[Dataset items]
_____
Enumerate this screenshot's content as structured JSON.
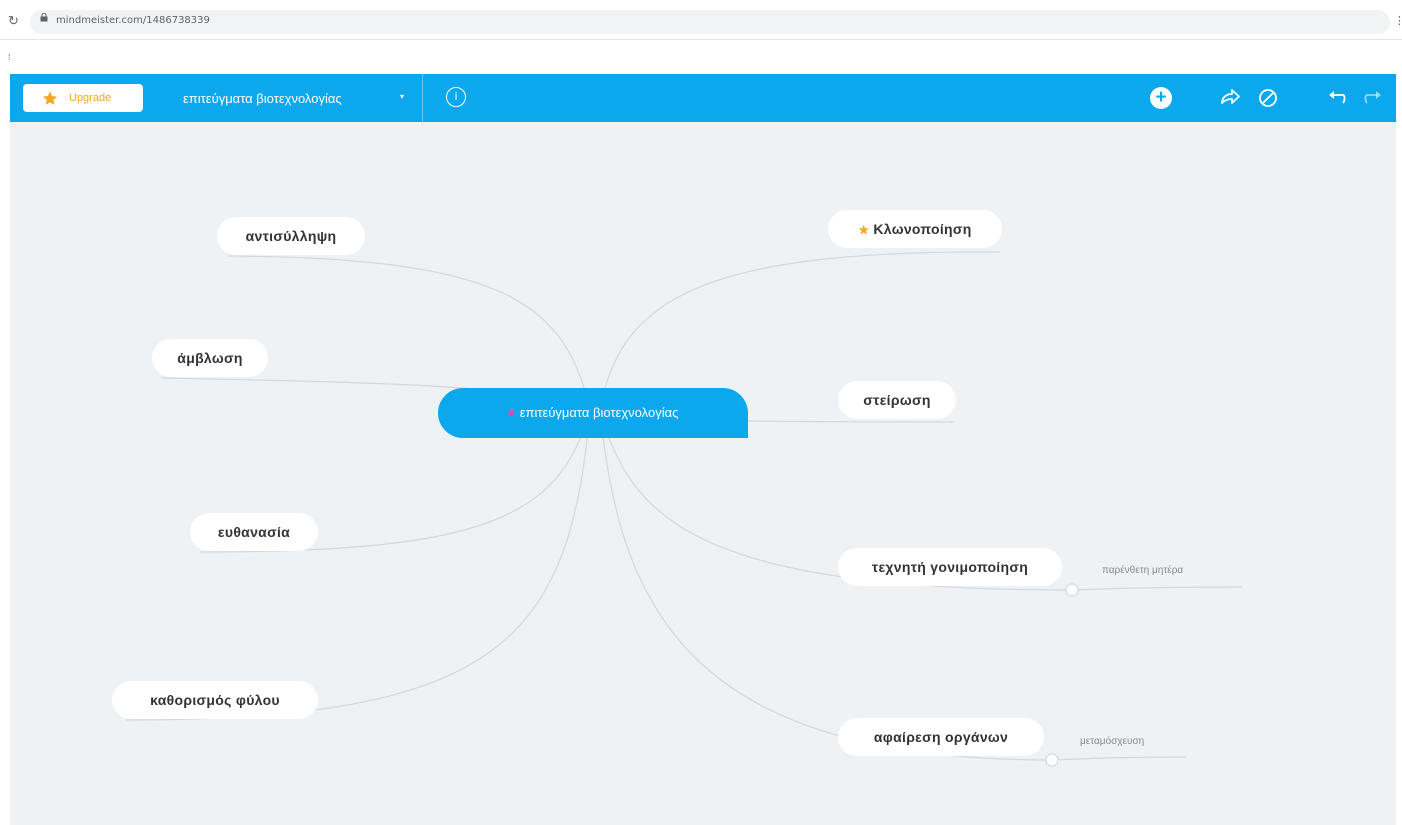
{
  "browser": {
    "url": "mindmeister.com/1486738339",
    "reload_icon": "reload-icon",
    "lock_icon": "lock-icon",
    "menu_icon": "kebab-menu-icon",
    "left_mark": "⁞"
  },
  "toolbar": {
    "upgrade_label": "Upgrade",
    "map_title": "επιτεύγματα βιοτεχνολογίας",
    "caret": "▾",
    "info_icon": "info-icon",
    "info_glyph": "i",
    "add_icon": "plus-circle-icon",
    "add_glyph": "+",
    "share_icon": "share-icon",
    "block_icon": "ban-icon",
    "undo_icon": "undo-icon",
    "redo_icon": "redo-icon",
    "accent_color": "#0ba8ee",
    "upgrade_color": "#f5a623"
  },
  "mindmap": {
    "central_topic": "επιτεύγματα βιοτεχνολογίας",
    "central_icon": "heart-icon",
    "central_color": "#0ba8ee",
    "left_topics": [
      {
        "label": "αντισύλληψη"
      },
      {
        "label": "άμβλωση"
      },
      {
        "label": "ευθανασία"
      },
      {
        "label": "καθορισμός φύλου"
      }
    ],
    "right_topics": [
      {
        "label": "Κλωνοποίηση",
        "icon": "star-icon"
      },
      {
        "label": "στείρωση"
      },
      {
        "label": "τεχνητή γονιμοποίηση",
        "subtopic": "παρένθετη μητέρα"
      },
      {
        "label": "αφαίρεση οργάνων",
        "subtopic": "μεταμόσχευση"
      }
    ]
  }
}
_____
* Request: Pull every line containing "επιτεύγματα" from the material above.

* Answer to this task:
    "map_title": "επιτεύγματα βιοτεχνολογίας",
    "central_topic": "επιτεύγματα βιοτεχνολογίας",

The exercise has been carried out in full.